■ DATASET EXTRACT
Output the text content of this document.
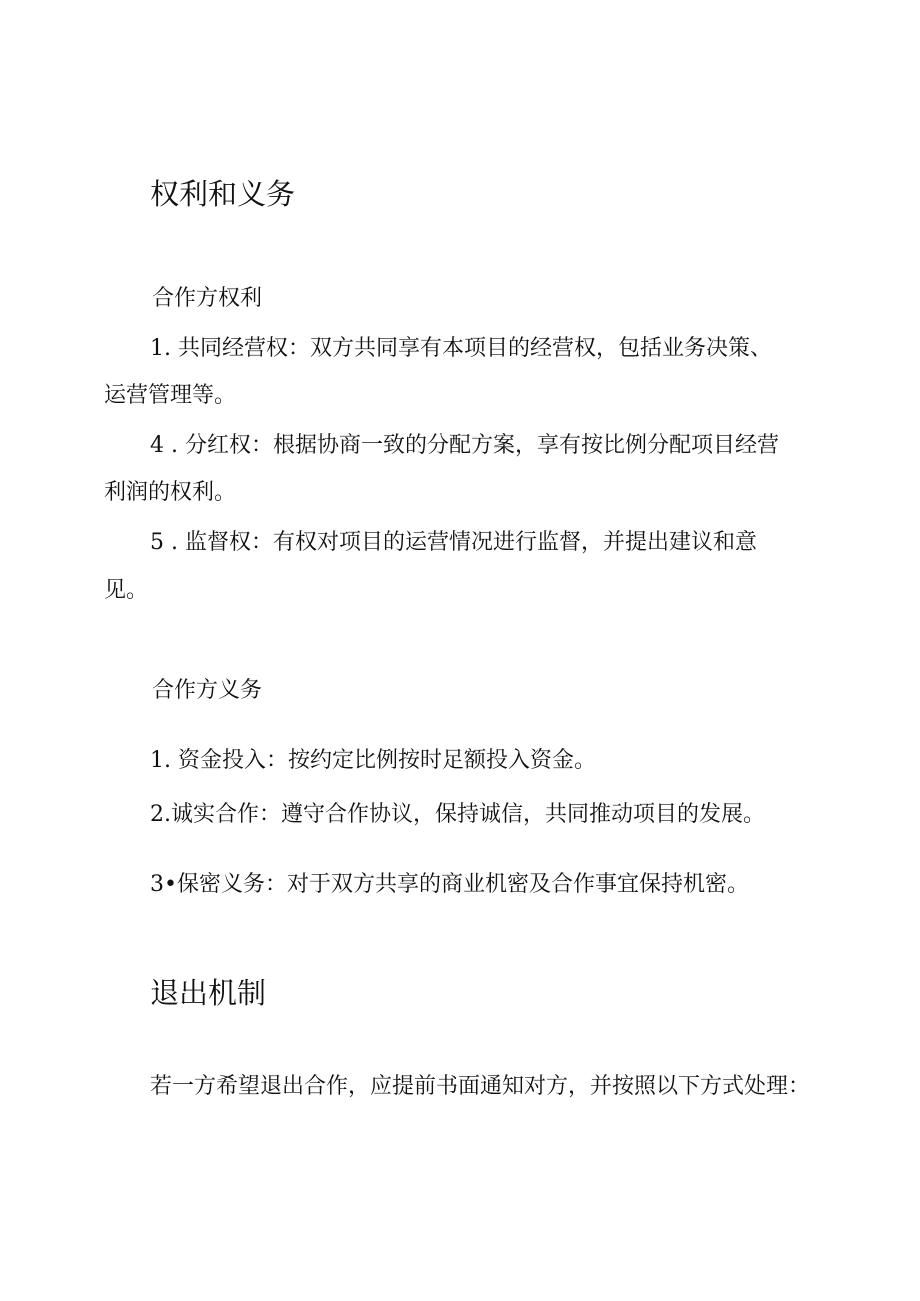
权利和义务

合作方权利

1. 共同经营权：双方共同享有本项目的经营权，包括业务决策、

运营管理等。

4 . 分红权：根据协商一致的分配方案，享有按比例分配项目经营

利润的权利。

5 . 监督权：有权对项目的运营情况进行监督，并提出建议和意

见。

合作方义务

1. 资金投入：按约定比例按时足额投入资金。

2.诚实合作：遵守合作协议，保持诚信，共同推动项目的发展。

3•保密义务：对于双方共享的商业机密及合作事宜保持机密。

退出机制

若一方希望退出合作，应提前书面通知对方，并按照以下方式处理：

■ DIRECTIVE
Without including any pictures, please restate all the records exactly.

■ OUTPUT OF THE TASK
Output the text content of this document.
权利和义务

合作方权利

1. 共同经营权：双方共同享有本项目的经营权，包括业务决策、

运营管理等。

4 . 分红权：根据协商一致的分配方案，享有按比例分配项目经营

利润的权利。

5 . 监督权：有权对项目的运营情况进行监督，并提出建议和意

见。

合作方义务

1. 资金投入：按约定比例按时足额投入资金。

2.诚实合作：遵守合作协议，保持诚信，共同推动项目的发展。

3•保密义务：对于双方共享的商业机密及合作事宜保持机密。

退出机制

若一方希望退出合作，应提前书面通知对方，并按照以下方式处理：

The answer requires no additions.